* _Dataset records_:
================================

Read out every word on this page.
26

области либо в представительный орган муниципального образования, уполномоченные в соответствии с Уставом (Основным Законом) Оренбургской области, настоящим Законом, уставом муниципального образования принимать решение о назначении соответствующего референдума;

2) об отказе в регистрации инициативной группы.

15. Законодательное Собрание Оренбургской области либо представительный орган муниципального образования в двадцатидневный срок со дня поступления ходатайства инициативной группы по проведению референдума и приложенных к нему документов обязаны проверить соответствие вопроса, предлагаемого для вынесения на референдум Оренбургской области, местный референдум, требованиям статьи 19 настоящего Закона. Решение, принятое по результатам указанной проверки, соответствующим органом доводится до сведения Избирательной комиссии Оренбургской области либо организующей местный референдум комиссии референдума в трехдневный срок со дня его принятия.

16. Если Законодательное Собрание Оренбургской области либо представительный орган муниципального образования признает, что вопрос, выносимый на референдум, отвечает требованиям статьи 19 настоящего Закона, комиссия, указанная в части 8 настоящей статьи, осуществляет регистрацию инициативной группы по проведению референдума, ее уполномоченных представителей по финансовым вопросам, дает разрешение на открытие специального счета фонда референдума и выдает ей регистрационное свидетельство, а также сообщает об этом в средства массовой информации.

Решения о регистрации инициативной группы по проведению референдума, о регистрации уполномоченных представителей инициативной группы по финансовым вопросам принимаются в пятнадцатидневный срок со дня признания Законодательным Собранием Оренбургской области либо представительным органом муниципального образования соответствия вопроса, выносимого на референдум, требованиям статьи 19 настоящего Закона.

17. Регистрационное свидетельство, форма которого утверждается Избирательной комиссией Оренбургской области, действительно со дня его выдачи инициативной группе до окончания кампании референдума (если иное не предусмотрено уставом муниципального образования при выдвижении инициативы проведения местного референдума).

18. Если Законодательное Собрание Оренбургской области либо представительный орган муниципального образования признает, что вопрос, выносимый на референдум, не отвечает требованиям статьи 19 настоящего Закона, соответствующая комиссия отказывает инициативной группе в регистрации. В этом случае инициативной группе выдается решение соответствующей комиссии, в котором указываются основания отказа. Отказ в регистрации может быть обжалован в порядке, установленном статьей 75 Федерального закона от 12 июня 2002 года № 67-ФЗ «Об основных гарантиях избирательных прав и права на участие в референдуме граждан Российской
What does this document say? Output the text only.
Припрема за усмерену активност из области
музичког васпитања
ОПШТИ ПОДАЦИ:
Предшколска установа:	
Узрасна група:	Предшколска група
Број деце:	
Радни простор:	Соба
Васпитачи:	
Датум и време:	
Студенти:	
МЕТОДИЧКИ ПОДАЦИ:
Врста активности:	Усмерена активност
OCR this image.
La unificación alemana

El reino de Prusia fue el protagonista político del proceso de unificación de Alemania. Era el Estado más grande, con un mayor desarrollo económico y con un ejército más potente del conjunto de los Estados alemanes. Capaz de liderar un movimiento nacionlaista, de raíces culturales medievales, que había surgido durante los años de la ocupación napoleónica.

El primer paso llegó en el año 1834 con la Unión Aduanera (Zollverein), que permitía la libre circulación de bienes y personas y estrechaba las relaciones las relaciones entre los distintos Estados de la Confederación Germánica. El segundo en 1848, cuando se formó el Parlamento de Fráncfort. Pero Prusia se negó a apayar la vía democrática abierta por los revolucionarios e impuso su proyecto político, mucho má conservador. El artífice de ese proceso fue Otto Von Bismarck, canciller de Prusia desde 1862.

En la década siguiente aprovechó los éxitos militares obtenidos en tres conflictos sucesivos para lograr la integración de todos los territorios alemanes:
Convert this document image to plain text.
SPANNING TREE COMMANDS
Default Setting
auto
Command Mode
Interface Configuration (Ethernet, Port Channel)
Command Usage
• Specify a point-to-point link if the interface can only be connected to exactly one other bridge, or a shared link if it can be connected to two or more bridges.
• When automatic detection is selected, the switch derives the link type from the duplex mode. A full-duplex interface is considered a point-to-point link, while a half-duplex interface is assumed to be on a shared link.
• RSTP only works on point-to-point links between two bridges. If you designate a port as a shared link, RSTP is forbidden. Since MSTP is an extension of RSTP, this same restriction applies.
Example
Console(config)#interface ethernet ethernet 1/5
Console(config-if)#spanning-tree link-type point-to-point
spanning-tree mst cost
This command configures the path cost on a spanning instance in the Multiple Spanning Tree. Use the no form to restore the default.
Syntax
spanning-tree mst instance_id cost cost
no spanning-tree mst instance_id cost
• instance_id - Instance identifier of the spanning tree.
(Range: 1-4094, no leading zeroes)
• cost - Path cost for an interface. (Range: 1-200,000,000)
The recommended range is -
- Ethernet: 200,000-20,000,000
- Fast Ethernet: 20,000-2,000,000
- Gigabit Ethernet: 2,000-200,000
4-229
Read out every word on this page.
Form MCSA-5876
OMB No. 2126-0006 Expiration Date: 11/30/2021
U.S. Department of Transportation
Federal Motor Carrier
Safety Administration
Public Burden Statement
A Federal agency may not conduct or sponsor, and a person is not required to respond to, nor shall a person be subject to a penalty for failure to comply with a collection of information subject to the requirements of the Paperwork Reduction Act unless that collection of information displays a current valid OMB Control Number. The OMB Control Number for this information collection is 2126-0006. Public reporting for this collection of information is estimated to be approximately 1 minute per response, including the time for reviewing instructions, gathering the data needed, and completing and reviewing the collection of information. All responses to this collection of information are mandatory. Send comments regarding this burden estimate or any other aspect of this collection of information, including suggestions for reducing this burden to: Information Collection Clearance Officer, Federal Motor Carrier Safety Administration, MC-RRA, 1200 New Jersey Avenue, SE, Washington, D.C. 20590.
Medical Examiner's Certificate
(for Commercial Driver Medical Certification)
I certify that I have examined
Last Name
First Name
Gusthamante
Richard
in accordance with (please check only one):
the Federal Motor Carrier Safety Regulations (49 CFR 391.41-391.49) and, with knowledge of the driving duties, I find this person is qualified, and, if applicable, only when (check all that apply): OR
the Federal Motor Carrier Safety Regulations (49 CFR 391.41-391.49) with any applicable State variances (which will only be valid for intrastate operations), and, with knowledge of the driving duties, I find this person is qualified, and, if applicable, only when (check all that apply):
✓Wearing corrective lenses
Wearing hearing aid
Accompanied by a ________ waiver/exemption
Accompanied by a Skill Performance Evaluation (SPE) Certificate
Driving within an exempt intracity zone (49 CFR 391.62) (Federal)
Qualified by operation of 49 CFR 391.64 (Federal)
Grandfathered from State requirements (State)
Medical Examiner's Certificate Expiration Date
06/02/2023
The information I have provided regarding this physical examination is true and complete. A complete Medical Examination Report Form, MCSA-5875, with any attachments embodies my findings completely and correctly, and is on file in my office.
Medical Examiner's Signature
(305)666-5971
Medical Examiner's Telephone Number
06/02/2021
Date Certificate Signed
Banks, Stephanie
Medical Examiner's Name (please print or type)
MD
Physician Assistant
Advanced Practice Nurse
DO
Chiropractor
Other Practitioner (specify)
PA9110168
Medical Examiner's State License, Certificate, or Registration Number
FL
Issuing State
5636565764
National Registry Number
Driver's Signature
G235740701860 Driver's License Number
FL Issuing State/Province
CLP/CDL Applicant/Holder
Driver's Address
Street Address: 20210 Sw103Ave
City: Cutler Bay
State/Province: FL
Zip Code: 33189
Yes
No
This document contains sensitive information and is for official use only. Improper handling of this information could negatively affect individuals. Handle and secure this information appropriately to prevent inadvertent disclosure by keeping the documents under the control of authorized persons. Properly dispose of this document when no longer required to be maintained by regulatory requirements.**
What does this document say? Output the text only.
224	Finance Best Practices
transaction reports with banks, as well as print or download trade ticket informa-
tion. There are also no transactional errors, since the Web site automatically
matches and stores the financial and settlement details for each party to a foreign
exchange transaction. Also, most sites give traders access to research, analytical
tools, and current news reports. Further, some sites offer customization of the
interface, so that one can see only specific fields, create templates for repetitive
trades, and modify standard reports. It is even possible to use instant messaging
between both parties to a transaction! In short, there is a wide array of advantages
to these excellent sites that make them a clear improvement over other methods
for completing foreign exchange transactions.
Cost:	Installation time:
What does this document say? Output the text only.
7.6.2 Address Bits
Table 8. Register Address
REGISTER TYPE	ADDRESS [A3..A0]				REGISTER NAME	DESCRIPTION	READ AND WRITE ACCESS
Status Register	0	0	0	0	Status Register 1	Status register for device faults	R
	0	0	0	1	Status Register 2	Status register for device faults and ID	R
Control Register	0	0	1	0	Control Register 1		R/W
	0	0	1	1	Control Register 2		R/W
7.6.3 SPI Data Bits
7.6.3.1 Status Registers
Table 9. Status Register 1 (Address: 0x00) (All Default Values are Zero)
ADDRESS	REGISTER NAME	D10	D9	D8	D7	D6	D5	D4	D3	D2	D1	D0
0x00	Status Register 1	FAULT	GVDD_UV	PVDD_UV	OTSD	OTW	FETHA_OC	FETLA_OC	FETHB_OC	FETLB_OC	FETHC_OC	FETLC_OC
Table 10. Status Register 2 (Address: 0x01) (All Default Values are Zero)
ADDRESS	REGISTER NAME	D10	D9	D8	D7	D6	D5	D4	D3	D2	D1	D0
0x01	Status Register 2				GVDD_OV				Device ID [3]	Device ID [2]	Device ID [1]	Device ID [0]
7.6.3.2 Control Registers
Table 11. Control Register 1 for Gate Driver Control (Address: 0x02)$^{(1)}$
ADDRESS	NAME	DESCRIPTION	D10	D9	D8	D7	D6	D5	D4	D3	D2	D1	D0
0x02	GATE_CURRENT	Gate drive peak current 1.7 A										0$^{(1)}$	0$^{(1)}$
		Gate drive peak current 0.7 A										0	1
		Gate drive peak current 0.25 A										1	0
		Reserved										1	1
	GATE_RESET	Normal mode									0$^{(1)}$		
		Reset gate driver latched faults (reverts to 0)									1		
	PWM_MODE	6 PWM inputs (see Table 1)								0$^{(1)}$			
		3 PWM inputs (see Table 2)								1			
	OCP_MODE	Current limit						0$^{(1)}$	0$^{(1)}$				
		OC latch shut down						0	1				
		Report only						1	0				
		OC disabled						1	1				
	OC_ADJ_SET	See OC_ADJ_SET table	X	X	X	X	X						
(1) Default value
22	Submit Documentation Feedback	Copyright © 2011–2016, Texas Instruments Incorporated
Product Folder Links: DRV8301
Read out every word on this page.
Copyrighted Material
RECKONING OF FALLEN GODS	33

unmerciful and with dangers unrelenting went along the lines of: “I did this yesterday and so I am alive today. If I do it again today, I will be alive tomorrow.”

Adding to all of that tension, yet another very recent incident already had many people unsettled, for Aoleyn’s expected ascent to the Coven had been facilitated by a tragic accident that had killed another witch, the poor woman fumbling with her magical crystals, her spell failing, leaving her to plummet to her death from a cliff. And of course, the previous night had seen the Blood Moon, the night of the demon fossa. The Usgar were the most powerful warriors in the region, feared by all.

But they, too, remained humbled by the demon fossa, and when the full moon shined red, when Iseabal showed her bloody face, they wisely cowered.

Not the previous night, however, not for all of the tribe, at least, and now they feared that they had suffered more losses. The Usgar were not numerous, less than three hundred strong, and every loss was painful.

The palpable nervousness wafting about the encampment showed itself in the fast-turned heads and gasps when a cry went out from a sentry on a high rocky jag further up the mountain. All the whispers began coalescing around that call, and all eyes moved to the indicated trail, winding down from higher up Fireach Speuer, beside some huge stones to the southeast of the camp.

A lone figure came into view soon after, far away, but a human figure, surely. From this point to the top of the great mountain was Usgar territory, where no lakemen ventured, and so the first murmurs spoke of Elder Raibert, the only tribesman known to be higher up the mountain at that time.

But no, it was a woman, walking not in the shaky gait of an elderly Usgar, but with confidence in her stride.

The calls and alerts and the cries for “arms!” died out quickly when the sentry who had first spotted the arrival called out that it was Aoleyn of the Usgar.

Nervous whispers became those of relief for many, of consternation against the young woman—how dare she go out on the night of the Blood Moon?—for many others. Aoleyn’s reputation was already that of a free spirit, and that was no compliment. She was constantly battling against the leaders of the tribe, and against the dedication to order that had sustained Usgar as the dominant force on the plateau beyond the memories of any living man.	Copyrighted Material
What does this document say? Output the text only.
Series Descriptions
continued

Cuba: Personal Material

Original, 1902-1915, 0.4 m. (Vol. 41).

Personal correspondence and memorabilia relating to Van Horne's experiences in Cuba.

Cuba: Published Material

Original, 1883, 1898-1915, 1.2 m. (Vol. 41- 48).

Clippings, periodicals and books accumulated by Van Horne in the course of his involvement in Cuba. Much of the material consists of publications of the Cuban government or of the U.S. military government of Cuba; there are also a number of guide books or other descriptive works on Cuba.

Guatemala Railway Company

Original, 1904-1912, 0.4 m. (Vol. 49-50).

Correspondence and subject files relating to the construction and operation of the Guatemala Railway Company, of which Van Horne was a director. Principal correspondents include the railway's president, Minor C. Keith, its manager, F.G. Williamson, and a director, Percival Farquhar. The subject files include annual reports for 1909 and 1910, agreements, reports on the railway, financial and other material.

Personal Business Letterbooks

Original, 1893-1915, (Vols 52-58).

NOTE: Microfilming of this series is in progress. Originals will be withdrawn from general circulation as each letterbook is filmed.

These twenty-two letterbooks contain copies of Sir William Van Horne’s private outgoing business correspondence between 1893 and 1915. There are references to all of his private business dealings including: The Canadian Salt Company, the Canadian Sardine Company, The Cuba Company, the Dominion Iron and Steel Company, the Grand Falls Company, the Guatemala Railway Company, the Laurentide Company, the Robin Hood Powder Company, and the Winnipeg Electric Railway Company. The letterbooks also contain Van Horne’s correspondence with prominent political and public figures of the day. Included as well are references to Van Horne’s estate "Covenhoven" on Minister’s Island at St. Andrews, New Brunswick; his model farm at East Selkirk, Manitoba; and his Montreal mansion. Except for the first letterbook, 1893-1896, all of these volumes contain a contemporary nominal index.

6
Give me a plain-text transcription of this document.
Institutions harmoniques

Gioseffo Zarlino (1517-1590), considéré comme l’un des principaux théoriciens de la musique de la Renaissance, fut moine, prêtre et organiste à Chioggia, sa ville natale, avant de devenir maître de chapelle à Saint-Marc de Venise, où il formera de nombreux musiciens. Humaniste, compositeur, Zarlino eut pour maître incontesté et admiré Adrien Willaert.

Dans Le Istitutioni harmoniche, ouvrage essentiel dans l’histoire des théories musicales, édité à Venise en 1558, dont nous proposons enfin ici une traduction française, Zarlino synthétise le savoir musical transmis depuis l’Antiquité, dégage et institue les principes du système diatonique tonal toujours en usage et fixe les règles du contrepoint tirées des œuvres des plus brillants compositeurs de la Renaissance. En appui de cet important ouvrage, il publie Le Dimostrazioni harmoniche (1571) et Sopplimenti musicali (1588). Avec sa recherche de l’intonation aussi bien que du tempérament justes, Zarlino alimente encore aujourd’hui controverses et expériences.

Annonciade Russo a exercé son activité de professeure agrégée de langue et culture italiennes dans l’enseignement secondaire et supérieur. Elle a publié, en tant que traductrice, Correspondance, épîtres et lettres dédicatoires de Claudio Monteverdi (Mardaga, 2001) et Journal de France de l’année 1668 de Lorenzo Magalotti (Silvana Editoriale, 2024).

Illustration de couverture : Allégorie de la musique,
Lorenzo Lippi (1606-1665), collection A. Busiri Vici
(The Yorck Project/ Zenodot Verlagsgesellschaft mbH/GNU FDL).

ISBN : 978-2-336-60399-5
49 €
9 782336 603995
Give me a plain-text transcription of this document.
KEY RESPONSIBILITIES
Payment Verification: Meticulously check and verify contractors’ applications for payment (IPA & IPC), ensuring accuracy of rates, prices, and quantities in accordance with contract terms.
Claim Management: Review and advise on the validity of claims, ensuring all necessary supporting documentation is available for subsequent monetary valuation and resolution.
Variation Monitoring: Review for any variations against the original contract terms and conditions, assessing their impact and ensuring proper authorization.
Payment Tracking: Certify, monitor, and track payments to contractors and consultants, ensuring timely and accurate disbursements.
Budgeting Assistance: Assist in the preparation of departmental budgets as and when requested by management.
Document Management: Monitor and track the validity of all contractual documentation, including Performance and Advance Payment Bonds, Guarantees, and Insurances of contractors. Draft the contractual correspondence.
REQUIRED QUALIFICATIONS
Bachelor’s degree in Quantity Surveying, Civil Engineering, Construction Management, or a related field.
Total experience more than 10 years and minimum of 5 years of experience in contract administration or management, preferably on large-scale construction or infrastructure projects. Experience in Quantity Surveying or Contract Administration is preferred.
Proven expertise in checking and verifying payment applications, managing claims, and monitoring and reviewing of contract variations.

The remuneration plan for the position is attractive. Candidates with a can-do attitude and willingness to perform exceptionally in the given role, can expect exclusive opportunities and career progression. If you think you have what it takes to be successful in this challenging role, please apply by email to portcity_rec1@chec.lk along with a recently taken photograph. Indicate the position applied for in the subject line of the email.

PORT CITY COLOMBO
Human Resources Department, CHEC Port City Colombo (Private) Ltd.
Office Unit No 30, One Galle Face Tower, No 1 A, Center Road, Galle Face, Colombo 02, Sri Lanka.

================================

* _PROBLEM STATEMENT_: Copy out each line of the records where the string "they" appears.

* _OUTPUT_:
But they, too, remained humbled by the demon fossa, and when the full moon shined red, when Iseabal showed her bloody face, they wisely cowered.
Not the previous night, however, not for all of the tribe, at least, and now they feared that they had suffered more losses. The Usgar were not numerous, less than three hundred strong, and every loss was painful.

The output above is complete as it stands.